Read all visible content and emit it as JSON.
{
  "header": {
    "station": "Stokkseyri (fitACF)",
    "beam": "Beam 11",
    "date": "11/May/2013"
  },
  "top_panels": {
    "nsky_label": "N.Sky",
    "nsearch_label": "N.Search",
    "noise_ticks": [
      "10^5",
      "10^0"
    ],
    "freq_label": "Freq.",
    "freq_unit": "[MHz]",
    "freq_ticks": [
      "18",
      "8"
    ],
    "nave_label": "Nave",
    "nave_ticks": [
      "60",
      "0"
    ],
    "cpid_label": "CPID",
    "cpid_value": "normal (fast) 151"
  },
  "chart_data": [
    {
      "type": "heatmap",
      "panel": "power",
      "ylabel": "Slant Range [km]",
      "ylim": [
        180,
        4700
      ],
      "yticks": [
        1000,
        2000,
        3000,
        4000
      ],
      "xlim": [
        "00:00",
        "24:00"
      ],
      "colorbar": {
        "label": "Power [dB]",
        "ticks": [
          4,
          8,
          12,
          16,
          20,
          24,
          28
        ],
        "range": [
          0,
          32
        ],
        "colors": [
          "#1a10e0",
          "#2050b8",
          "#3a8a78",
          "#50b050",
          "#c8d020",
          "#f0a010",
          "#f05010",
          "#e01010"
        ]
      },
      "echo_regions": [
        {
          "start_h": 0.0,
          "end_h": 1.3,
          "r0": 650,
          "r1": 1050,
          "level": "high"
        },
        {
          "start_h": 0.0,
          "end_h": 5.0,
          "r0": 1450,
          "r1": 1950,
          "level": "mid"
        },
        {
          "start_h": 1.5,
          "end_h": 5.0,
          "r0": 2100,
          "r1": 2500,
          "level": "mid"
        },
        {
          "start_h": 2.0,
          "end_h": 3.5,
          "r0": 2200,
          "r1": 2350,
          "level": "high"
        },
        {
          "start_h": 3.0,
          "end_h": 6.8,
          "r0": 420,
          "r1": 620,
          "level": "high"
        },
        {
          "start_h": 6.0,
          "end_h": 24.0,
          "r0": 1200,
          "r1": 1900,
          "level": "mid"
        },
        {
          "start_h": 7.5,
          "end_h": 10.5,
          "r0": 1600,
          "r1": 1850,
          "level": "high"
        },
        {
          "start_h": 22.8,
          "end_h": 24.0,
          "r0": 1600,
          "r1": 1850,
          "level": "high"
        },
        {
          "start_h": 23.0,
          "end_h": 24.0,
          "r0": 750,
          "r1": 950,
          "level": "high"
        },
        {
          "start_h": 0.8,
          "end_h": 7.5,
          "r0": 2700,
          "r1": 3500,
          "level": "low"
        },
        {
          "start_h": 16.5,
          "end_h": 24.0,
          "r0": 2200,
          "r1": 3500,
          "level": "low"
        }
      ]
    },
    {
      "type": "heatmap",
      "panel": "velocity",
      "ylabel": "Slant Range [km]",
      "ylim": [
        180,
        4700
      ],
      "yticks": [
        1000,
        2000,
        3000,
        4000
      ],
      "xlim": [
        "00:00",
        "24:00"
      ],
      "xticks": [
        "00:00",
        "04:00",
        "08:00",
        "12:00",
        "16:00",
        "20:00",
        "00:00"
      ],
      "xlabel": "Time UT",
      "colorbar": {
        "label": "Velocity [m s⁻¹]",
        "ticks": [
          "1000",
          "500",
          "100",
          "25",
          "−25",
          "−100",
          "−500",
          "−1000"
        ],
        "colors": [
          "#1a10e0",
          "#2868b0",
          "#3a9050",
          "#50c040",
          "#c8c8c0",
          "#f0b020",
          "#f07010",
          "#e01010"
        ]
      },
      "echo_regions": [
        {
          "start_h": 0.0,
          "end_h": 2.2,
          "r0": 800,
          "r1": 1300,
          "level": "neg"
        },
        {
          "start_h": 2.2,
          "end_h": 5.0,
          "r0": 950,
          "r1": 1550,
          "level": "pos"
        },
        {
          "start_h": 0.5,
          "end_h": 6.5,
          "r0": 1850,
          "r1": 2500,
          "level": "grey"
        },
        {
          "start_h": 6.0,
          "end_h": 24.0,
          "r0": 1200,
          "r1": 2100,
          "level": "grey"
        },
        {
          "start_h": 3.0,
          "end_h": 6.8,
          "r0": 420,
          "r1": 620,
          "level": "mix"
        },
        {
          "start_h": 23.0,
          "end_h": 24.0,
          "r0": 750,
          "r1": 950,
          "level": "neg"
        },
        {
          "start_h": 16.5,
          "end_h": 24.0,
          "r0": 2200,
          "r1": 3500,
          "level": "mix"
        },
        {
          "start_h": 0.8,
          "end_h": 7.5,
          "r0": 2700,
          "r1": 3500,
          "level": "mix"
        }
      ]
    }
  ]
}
◇ ◇ ◇ ◇ ◇
→ Description of the task
The records above should be duplicated in full, exactly as given.

→ Solution below
Read all visible content and emit it as JSON.
{
  "header": {
    "station": "Stokkseyri (fitACF)",
    "beam": "Beam 11",
    "date": "11/May/2013"
  },
  "top_panels": {
    "nsky_label": "N.Sky",
    "nsearch_label": "N.Search",
    "noise_ticks": [
      "10^5",
      "10^0"
    ],
    "freq_label": "Freq.",
    "freq_unit": "[MHz]",
    "freq_ticks": [
      "18",
      "8"
    ],
    "nave_label": "Nave",
    "nave_ticks": [
      "60",
      "0"
    ],
    "cpid_label": "CPID",
    "cpid_value": "normal (fast) 151"
  },
  "chart_data": [
    {
      "type": "heatmap",
      "panel": "power",
      "ylabel": "Slant Range [km]",
      "ylim": [
        180,
        4700
      ],
      "yticks": [
        1000,
        2000,
        3000,
        4000
      ],
      "xlim": [
        "00:00",
        "24:00"
      ],
      "colorbar": {
        "label": "Power [dB]",
        "ticks": [
          4,
          8,
          12,
          16,
          20,
          24,
          28
        ],
        "range": [
          0,
          32
        ],
        "colors": [
          "#1a10e0",
          "#2050b8",
          "#3a8a78",
          "#50b050",
          "#c8d020",
          "#f0a010",
          "#f05010",
          "#e01010"
        ]
      },
      "echo_regions": [
        {
          "start_h": 0.0,
          "end_h": 1.3,
          "r0": 650,
          "r1": 1050,
          "level": "high"
        },
        {
          "start_h": 0.0,
          "end_h": 5.0,
          "r0": 1450,
          "r1": 1950,
          "level": "mid"
        },
        {
          "start_h": 1.5,
          "end_h": 5.0,
          "r0": 2100,
          "r1": 2500,
          "level": "mid"
        },
        {
          "start_h": 2.0,
          "end_h": 3.5,
          "r0": 2200,
          "r1": 2350,
          "level": "high"
        },
        {
          "start_h": 3.0,
          "end_h": 6.8,
          "r0": 420,
          "r1": 620,
          "level": "high"
        },
        {
          "start_h": 6.0,
          "end_h": 24.0,
          "r0": 1200,
          "r1": 1900,
          "level": "mid"
        },
        {
          "start_h": 7.5,
          "end_h": 10.5,
          "r0": 1600,
          "r1": 1850,
          "level": "high"
        },
        {
          "start_h": 22.8,
          "end_h": 24.0,
          "r0": 1600,
          "r1": 1850,
          "level": "high"
        },
        {
          "start_h": 23.0,
          "end_h": 24.0,
          "r0": 750,
          "r1": 950,
          "level": "high"
        },
        {
          "start_h": 0.8,
          "end_h": 7.5,
          "r0": 2700,
          "r1": 3500,
          "level": "low"
        },
        {
          "start_h": 16.5,
          "end_h": 24.0,
          "r0": 2200,
          "r1": 3500,
          "level": "low"
        }
      ]
    },
    {
      "type": "heatmap",
      "panel": "velocity",
      "ylabel": "Slant Range [km]",
      "ylim": [
        180,
        4700
      ],
      "yticks": [
        1000,
        2000,
        3000,
        4000
      ],
      "xlim": [
        "00:00",
        "24:00"
      ],
      "xticks": [
        "00:00",
        "04:00",
        "08:00",
        "12:00",
        "16:00",
        "20:00",
        "00:00"
      ],
      "xlabel": "Time UT",
      "colorbar": {
        "label": "Velocity [m s⁻¹]",
        "ticks": [
          "1000",
          "500",
          "100",
          "25",
          "−25",
          "−100",
          "−500",
          "−1000"
        ],
        "colors": [
          "#1a10e0",
          "#2868b0",
          "#3a9050",
          "#50c040",
          "#c8c8c0",
          "#f0b020",
          "#f07010",
          "#e01010"
        ]
      },
      "echo_regions": [
        {
          "start_h": 0.0,
          "end_h": 2.2,
          "r0": 800,
          "r1": 1300,
          "level": "neg"
        },
        {
          "start_h": 2.2,
          "end_h": 5.0,
          "r0": 950,
          "r1": 1550,
          "level": "pos"
        },
        {
          "start_h": 0.5,
          "end_h": 6.5,
          "r0": 1850,
          "r1": 2500,
          "level": "grey"
        },
        {
          "start_h": 6.0,
          "end_h": 24.0,
          "r0": 1200,
          "r1": 2100,
          "level": "grey"
        },
        {
          "start_h": 3.0,
          "end_h": 6.8,
          "r0": 420,
          "r1": 620,
          "level": "mix"
        },
        {
          "start_h": 23.0,
          "end_h": 24.0,
          "r0": 750,
          "r1": 950,
          "level": "neg"
        },
        {
          "start_h": 16.5,
          "end_h": 24.0,
          "r0": 2200,
          "r1": 3500,
          "level": "mix"
        },
        {
          "start_h": 0.8,
          "end_h": 7.5,
          "r0": 2700,
          "r1": 3500,
          "level": "mix"
        }
      ]
    }
  ]
}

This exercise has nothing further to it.